WRITTEN EXERCISE: Under this task are some entries; return every one of them exactly.

Dataset excerpts:
━━━
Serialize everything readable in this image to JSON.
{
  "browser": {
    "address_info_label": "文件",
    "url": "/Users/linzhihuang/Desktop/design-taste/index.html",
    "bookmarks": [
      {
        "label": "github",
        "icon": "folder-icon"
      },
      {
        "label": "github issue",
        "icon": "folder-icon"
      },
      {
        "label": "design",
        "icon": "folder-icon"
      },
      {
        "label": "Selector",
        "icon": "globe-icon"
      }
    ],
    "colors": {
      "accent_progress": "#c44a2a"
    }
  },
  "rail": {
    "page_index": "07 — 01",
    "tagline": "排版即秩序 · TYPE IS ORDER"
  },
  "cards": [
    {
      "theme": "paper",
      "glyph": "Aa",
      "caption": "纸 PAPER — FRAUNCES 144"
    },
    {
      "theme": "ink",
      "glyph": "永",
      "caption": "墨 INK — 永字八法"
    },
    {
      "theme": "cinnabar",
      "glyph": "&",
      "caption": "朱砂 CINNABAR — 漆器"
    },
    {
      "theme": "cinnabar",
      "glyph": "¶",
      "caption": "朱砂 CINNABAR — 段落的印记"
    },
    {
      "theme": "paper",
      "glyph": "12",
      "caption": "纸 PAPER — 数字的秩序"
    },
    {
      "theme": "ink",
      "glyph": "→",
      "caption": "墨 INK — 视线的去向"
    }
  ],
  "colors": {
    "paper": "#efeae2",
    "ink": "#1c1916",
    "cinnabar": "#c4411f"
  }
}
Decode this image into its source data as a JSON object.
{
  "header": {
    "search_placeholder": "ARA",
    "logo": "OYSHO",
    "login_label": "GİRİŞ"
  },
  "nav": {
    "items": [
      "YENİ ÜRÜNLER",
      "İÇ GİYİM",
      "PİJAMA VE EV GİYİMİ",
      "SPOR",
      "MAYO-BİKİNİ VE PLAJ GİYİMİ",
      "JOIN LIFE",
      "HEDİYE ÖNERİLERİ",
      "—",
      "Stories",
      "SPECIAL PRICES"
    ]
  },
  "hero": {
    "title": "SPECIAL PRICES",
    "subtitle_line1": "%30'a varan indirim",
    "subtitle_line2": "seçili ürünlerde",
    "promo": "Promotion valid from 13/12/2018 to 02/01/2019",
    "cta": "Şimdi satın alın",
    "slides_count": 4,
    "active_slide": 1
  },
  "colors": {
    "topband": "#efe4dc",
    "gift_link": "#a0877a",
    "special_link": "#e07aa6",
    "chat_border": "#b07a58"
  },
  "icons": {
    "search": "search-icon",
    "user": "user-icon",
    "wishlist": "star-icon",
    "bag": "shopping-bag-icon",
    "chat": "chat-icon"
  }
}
━━━
EXERCISE OUTPUT:
Serialize everything readable in this image to JSON.
{
  "browser": {
    "address_info_label": "文件",
    "url": "/Users/linzhihuang/Desktop/design-taste/index.html",
    "bookmarks": [
      {
        "label": "github",
        "icon": "folder-icon"
      },
      {
        "label": "github issue",
        "icon": "folder-icon"
      },
      {
        "label": "design",
        "icon": "folder-icon"
      },
      {
        "label": "Selector",
        "icon": "globe-icon"
      }
    ],
    "colors": {
      "accent_progress": "#c44a2a"
    }
  },
  "rail": {
    "page_index": "07 — 01",
    "tagline": "排版即秩序 · TYPE IS ORDER"
  },
  "cards": [
    {
      "theme": "paper",
      "glyph": "Aa",
      "caption": "纸 PAPER — FRAUNCES 144"
    },
    {
      "theme": "ink",
      "glyph": "永",
      "caption": "墨 INK — 永字八法"
    },
    {
      "theme": "cinnabar",
      "glyph": "&",
      "caption": "朱砂 CINNABAR — 漆器"
    },
    {
      "theme": "cinnabar",
      "glyph": "¶",
      "caption": "朱砂 CINNABAR — 段落的印记"
    },
    {
      "theme": "paper",
      "glyph": "12",
      "caption": "纸 PAPER — 数字的秩序"
    },
    {
      "theme": "ink",
      "glyph": "→",
      "caption": "墨 INK — 视线的去向"
    }
  ],
  "colors": {
    "paper": "#efeae2",
    "ink": "#1c1916",
    "cinnabar": "#c4411f"
  }
}
Decode this image into its source data as a JSON object.
{
  "header": {
    "search_placeholder": "ARA",
    "logo": "OYSHO",
    "login_label": "GİRİŞ"
  },
  "nav": {
    "items": [
      "YENİ ÜRÜNLER",
      "İÇ GİYİM",
      "PİJAMA VE EV GİYİMİ",
      "SPOR",
      "MAYO-BİKİNİ VE PLAJ GİYİMİ",
      "JOIN LIFE",
      "HEDİYE ÖNERİLERİ",
      "—",
      "Stories",
      "SPECIAL PRICES"
    ]
  },
  "hero": {
    "title": "SPECIAL PRICES",
    "subtitle_line1": "%30'a varan indirim",
    "subtitle_line2": "seçili ürünlerde",
    "promo": "Promotion valid from 13/12/2018 to 02/01/2019",
    "cta": "Şimdi satın alın",
    "slides_count": 4,
    "active_slide": 1
  },
  "colors": {
    "topband": "#efe4dc",
    "gift_link": "#a0877a",
    "special_link": "#e07aa6",
    "chat_border": "#b07a58"
  },
  "icons": {
    "search": "search-icon",
    "user": "user-icon",
    "wishlist": "star-icon",
    "bag": "shopping-bag-icon",
    "chat": "chat-icon"
  }
}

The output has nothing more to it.